Tuesday, January 12, 2010

The Troll's Puzzle: A SQL Fable

This blog entry is participating in the second T-SQL Tuesday, hosted once again by Adam Machanic. You are invited to visit his blog to join the party and read more blogs participating in this month’s theme: Puzzling Situations.

Now please sit back and enjoy our story…



The SQL Troll's CastleOnce upon a time, in a faraway land, there lived three T-SQL programmers.

Frederick Function just loved to call T-SQL functions in his queries. He thought it made his code look more complicated and that made him feel good. He especially liked working with dates because his code would be sprinkled with lots and lots of DATEADDs and DATEDIFFs.

Osric Ordinal liked to take shortcuts in his queries any time he had the opportunity.

And Colin Columnname carefully named his columns in his SELECT list and used those column names throughout the query where possible.

These three young lads were on a quest to save a fair maiden who was held prisoner in a castle in a deep dark forest. This castle was guarded by an evil ugly troll. Legend had it that the troll had three seemingly simple yet deceptive T-SQL puzzles… If any brave soul was able to answer all three T-SQL puzzles successfully, he could enter the castle and save the fair maiden. However, if unsuccessful in solving any of the T-SQL puzzles, he would be eaten by the troll.

Coordinate annotation records:
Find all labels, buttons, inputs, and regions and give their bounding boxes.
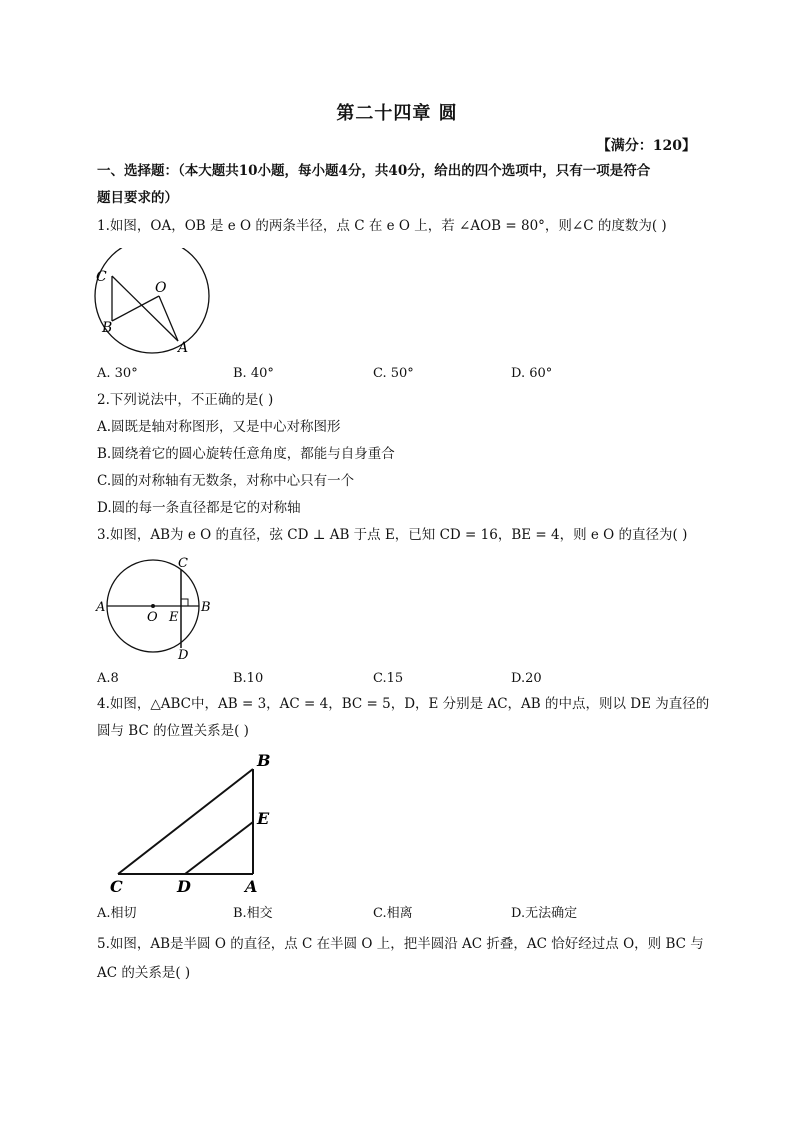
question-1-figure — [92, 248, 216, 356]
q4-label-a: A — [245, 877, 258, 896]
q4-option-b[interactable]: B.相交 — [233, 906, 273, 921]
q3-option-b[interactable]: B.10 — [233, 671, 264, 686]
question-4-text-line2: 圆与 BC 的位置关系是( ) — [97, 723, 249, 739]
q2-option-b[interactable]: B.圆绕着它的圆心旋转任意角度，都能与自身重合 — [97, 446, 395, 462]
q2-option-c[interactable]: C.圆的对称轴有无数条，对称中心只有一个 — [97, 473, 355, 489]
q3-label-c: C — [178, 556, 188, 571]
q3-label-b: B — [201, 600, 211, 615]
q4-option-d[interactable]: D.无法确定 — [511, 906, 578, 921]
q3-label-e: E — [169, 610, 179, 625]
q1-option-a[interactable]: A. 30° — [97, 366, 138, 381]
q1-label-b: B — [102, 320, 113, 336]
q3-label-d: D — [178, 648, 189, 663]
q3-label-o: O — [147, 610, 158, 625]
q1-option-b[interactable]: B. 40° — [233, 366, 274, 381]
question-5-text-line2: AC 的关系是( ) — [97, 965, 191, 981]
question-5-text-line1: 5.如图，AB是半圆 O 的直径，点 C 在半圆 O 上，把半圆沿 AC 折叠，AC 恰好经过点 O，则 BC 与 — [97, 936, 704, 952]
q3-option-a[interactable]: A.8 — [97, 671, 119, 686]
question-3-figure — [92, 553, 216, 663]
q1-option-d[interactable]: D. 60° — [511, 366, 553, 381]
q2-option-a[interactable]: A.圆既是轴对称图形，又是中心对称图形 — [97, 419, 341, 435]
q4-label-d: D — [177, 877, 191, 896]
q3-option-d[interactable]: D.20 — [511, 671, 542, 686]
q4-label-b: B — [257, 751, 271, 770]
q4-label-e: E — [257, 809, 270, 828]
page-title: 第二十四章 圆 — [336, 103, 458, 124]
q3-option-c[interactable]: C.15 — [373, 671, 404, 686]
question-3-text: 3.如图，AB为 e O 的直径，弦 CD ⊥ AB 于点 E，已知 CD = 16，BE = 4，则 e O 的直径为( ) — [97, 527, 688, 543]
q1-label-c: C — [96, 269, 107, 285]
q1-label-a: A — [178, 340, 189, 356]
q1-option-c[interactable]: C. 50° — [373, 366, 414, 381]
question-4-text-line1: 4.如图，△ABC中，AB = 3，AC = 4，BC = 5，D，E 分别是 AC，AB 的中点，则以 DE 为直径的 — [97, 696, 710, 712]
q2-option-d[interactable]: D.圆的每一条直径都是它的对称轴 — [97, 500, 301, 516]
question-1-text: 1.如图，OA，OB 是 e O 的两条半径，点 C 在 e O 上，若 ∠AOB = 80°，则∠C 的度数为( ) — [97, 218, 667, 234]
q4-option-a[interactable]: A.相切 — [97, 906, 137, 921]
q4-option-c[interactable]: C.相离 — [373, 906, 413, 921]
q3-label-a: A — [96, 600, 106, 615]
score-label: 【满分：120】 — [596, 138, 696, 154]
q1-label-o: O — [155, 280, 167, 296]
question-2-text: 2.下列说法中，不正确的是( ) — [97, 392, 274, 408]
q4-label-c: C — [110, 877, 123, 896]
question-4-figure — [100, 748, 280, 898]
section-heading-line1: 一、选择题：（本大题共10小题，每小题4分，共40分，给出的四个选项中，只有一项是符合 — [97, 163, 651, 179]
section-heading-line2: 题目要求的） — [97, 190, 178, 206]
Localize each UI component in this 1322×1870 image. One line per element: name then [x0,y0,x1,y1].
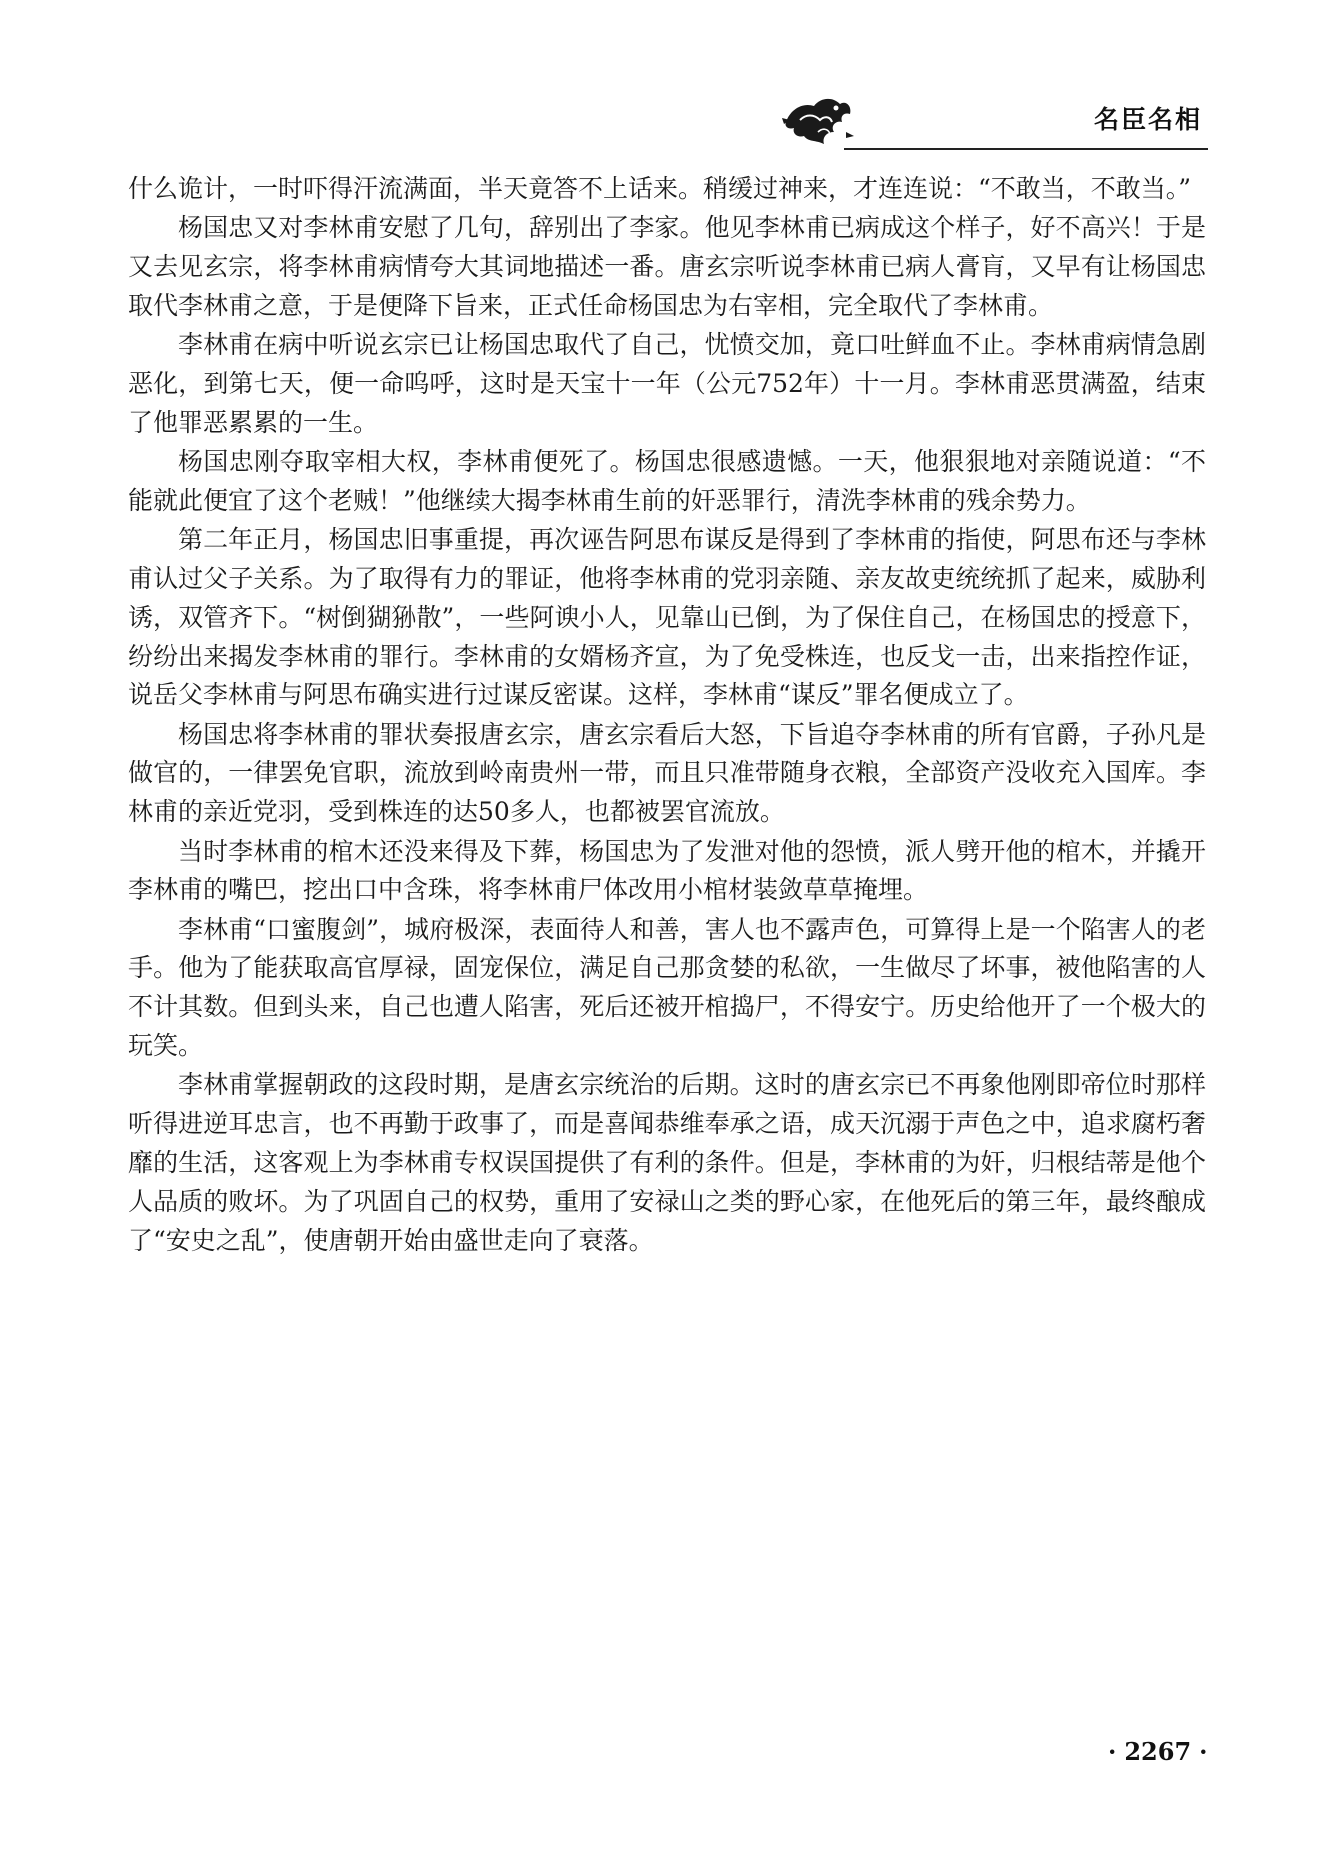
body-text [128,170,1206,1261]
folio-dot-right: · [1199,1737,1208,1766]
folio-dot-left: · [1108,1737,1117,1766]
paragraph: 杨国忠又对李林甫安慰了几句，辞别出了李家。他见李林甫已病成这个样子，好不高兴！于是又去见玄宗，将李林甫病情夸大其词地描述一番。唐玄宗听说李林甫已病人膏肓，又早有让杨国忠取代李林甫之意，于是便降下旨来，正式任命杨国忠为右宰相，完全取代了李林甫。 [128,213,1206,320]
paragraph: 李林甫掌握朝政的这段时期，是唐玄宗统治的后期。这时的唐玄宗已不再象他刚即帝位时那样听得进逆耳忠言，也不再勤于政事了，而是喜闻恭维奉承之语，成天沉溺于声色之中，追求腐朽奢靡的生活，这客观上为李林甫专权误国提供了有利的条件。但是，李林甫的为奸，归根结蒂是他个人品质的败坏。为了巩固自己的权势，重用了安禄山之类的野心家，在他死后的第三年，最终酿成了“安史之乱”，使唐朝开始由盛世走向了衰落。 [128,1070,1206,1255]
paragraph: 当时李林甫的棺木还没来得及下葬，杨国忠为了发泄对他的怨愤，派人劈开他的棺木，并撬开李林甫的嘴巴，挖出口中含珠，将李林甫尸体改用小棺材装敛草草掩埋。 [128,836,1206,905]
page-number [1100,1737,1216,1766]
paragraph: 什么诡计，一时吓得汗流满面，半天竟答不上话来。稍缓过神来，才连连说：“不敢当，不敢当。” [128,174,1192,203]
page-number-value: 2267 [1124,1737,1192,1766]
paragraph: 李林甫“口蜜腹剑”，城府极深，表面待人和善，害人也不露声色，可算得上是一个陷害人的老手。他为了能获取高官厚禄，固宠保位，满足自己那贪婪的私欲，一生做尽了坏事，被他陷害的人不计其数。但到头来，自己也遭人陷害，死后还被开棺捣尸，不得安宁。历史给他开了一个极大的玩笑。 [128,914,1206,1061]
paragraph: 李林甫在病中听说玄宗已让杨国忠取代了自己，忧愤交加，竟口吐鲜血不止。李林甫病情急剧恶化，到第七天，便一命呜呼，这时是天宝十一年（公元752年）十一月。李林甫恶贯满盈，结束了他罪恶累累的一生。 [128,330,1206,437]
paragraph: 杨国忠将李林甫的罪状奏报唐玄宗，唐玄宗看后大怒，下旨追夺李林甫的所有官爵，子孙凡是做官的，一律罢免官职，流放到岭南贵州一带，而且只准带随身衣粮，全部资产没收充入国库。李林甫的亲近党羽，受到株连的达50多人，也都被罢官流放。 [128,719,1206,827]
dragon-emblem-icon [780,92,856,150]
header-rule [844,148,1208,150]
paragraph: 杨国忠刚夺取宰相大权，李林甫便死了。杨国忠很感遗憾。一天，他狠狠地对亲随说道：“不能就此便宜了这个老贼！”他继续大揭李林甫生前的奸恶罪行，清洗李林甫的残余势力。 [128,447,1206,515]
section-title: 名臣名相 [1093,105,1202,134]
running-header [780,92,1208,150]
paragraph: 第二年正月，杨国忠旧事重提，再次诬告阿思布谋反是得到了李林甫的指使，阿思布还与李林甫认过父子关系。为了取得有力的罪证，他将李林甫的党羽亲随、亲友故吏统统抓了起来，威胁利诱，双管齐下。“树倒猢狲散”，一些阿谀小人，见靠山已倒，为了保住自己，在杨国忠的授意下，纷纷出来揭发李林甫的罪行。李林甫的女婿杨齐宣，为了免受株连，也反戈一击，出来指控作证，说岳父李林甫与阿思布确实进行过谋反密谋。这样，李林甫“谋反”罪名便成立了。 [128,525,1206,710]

▶ [What you need to do]
1. Name the T-SQL programmers introduced in the SQL fable.
2. Report each line of the listing that contains the string "figure".

▶ [Solutions for each task]
1. Frederick Function, Osric Ordinal, Colin Columnname

2.
question-1-figure — [92, 248, 216, 356]
question-3-figure — [92, 553, 216, 663]
question-4-figure — [100, 748, 280, 898]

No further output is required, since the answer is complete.